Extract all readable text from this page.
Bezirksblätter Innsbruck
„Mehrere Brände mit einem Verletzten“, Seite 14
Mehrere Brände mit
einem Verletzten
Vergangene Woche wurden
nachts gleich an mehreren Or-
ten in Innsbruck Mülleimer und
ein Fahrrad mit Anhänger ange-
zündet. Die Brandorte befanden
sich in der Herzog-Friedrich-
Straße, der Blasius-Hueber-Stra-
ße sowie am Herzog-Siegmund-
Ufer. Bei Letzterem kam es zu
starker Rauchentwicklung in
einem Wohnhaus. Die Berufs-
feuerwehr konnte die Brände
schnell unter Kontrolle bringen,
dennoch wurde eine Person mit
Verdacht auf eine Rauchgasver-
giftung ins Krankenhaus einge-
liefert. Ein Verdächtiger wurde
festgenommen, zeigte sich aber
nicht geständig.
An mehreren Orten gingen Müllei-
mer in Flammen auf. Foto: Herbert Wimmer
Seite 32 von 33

* * *

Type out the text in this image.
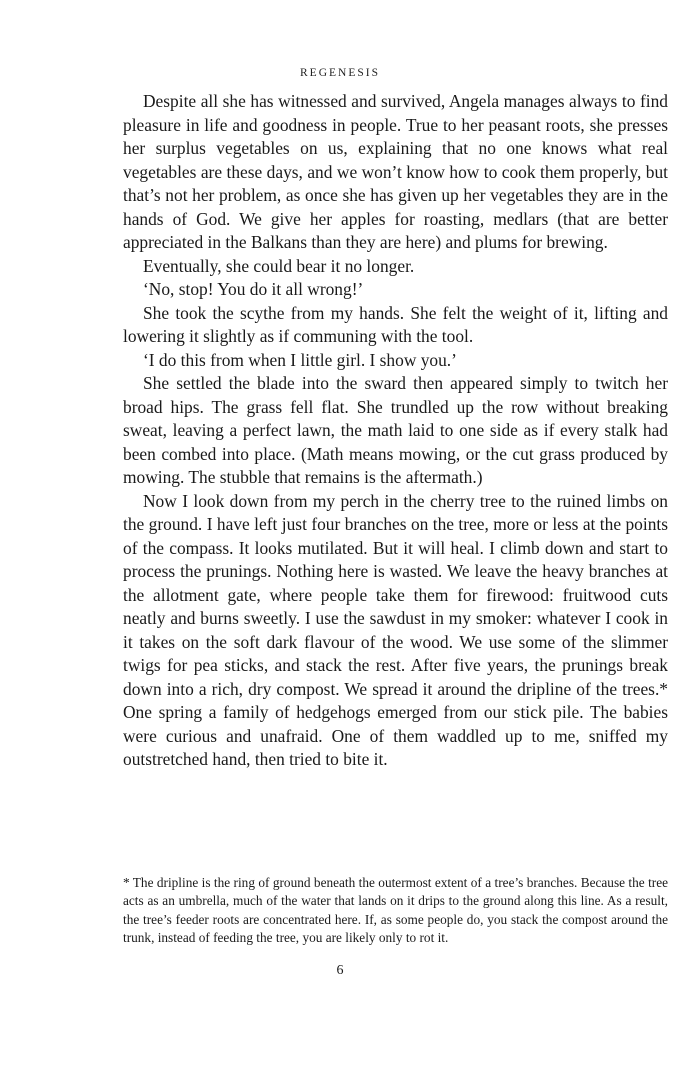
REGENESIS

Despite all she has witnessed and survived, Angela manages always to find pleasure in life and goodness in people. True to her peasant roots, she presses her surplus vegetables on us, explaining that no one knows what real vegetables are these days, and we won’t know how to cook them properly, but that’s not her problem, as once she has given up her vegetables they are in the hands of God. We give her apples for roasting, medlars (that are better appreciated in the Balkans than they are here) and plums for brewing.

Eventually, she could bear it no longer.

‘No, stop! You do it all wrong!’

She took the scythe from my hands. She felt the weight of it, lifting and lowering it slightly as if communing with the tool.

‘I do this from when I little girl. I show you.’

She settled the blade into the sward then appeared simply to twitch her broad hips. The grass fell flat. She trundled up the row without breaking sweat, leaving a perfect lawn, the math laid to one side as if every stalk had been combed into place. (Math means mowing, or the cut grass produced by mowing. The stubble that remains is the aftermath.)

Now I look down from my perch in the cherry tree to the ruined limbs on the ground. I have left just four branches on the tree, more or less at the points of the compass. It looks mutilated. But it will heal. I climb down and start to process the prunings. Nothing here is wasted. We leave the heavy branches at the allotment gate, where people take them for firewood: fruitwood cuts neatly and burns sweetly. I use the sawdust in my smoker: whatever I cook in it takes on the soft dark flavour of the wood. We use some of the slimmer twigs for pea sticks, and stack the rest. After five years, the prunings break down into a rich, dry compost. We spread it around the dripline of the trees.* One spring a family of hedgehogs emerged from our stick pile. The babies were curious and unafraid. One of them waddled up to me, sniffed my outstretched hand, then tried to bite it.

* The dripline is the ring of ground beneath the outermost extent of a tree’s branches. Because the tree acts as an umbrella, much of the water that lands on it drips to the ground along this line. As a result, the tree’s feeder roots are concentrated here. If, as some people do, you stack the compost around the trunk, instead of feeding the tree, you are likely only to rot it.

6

Prompt:
Within the entries above, find the string "text" and return each line that holds it.

Reply:
Extract all readable text from this page.
Type out the text in this image.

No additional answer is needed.